* Start *

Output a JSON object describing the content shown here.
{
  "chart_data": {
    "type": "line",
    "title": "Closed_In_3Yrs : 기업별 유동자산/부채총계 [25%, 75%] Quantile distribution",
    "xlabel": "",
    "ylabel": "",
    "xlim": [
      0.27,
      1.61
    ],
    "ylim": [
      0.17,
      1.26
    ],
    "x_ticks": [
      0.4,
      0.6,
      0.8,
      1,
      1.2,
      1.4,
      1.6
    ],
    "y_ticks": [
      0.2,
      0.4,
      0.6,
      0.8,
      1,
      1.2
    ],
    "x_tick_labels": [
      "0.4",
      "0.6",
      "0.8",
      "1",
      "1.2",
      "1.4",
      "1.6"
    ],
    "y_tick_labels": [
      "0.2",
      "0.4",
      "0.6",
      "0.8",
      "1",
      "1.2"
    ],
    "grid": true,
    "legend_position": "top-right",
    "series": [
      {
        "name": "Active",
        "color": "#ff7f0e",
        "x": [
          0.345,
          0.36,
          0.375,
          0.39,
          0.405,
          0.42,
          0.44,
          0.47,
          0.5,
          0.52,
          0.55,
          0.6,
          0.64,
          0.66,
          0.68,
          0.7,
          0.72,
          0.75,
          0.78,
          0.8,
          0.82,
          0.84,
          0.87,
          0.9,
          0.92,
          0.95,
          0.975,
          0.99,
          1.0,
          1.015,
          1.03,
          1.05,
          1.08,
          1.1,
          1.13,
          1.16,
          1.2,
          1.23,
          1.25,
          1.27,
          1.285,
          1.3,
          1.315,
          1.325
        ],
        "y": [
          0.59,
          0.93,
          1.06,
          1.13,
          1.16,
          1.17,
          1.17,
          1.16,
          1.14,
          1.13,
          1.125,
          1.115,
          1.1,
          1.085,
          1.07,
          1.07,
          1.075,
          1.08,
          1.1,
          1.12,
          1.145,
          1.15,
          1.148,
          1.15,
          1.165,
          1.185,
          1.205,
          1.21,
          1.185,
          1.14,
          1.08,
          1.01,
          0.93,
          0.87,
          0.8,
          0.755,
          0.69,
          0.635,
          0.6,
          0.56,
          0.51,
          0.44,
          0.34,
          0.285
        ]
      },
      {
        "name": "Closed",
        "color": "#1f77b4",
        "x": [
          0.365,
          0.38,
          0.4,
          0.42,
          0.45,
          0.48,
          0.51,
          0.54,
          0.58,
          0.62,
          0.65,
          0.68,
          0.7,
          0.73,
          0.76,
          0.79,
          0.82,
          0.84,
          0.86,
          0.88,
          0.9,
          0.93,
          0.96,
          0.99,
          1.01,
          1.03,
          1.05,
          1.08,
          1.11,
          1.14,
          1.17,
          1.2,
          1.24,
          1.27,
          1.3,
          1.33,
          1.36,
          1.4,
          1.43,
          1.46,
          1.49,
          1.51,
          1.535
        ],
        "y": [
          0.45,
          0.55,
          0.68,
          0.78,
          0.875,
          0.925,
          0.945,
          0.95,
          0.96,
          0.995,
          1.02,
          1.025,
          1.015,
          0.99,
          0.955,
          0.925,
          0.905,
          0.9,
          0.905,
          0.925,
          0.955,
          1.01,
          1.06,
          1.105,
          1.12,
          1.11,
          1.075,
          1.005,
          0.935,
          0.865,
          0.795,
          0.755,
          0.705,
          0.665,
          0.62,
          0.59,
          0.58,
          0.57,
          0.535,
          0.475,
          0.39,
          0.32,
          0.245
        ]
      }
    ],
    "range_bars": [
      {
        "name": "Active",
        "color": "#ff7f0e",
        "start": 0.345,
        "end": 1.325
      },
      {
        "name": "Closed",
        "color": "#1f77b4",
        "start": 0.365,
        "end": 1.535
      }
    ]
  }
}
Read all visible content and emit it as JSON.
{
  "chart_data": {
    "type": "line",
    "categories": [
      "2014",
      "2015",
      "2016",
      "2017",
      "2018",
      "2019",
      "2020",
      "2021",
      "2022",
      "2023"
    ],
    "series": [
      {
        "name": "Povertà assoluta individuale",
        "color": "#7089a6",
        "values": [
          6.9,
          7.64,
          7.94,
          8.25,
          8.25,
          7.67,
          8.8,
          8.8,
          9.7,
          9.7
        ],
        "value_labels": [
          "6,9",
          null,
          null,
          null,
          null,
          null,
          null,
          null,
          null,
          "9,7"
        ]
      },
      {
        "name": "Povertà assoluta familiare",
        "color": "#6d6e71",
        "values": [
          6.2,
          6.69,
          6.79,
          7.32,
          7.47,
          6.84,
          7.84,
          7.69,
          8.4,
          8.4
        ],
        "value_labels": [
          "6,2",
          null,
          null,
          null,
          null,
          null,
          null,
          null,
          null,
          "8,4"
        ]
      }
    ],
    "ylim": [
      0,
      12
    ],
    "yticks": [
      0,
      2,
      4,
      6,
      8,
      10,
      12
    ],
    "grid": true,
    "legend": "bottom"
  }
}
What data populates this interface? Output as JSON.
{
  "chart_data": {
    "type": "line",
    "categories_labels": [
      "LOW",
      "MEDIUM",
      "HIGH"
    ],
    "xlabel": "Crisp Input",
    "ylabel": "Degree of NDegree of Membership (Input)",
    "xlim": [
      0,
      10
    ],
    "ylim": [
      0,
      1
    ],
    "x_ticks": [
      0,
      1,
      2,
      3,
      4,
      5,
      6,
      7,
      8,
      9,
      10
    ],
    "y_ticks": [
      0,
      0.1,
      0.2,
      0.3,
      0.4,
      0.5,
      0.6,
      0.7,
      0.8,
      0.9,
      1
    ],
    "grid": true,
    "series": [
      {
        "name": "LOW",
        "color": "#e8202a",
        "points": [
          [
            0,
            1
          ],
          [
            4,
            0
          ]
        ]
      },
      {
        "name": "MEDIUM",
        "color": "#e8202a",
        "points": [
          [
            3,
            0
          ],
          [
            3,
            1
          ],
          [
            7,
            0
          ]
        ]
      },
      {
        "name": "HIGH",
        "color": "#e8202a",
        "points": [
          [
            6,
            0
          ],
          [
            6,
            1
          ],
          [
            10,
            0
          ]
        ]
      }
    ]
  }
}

* End *

Find the lines above that include the string "content" and copy them.

Correct response:
Output a JSON object describing the content shown here.
Read all visible content and emit it as JSON.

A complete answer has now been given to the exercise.